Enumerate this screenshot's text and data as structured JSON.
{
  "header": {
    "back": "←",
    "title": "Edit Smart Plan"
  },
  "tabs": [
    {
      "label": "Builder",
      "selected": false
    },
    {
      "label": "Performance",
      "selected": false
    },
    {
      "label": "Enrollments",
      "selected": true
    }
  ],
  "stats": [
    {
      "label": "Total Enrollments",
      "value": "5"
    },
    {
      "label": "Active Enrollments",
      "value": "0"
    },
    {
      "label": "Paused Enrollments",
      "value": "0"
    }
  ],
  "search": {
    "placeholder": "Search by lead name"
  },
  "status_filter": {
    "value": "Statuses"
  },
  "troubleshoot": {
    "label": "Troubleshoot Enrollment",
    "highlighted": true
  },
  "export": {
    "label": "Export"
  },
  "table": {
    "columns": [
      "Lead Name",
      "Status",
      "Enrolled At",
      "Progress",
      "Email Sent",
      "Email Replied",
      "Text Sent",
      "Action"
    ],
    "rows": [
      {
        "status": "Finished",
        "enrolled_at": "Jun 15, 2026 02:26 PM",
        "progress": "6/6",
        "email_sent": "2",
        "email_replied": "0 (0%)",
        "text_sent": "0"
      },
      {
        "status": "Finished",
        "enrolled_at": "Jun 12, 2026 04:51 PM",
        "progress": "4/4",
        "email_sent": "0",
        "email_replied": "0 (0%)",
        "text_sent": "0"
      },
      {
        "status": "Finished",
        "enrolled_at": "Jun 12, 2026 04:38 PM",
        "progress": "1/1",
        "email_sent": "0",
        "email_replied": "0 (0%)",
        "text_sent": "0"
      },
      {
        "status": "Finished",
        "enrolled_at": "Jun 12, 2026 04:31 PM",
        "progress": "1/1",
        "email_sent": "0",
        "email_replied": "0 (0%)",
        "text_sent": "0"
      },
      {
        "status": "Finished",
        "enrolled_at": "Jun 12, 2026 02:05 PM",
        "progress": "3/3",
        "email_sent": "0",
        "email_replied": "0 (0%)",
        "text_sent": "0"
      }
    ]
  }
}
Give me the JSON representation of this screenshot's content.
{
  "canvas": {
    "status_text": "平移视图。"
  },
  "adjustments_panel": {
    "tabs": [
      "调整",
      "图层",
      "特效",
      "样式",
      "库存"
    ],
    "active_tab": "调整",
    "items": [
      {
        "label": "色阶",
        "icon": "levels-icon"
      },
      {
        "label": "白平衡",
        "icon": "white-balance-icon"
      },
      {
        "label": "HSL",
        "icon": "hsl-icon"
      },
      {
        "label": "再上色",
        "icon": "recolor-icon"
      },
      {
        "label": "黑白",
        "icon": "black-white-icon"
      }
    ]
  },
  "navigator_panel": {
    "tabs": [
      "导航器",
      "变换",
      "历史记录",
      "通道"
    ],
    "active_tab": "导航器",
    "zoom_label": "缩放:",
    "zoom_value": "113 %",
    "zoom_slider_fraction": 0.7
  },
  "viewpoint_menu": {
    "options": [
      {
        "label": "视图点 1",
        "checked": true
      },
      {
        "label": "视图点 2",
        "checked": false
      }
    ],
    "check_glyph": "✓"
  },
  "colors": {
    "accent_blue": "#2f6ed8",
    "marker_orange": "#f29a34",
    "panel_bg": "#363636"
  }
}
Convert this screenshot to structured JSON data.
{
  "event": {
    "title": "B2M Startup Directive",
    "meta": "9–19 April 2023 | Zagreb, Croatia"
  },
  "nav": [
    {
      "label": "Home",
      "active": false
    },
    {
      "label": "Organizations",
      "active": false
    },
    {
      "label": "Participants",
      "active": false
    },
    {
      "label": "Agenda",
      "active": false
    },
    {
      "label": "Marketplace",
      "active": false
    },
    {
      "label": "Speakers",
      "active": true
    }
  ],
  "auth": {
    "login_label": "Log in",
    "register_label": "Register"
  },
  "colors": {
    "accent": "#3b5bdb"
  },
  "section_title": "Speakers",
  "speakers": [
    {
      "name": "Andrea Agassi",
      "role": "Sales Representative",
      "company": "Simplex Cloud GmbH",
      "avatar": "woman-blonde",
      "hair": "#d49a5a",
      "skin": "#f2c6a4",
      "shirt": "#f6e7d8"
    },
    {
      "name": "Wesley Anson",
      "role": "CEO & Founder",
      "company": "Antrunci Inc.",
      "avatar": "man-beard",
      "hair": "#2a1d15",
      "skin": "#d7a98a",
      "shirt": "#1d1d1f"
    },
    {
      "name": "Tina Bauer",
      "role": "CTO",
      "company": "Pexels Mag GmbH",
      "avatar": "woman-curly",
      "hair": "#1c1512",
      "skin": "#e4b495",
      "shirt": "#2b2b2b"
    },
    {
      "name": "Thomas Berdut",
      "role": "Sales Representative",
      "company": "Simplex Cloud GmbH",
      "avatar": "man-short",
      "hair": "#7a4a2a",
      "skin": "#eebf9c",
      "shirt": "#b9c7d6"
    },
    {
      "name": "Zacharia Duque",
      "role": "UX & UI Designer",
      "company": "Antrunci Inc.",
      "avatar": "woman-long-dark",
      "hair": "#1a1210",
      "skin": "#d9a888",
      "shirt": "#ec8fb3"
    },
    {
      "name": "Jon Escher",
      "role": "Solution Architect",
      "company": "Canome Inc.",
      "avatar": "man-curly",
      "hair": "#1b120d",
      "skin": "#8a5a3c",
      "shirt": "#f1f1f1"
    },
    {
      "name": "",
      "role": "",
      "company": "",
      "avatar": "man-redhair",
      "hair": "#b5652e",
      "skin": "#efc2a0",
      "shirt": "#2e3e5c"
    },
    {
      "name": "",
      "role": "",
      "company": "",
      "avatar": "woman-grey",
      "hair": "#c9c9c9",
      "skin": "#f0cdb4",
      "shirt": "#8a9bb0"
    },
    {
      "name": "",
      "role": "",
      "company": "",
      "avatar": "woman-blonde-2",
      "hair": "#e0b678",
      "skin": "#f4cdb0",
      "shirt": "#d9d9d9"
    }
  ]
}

▸ **Instructions for the task**: Read through the entries and copy every line that includes "white".

▸ **Expected answer**:
        "icon": "white-balance-icon"
        "icon": "black-white-icon"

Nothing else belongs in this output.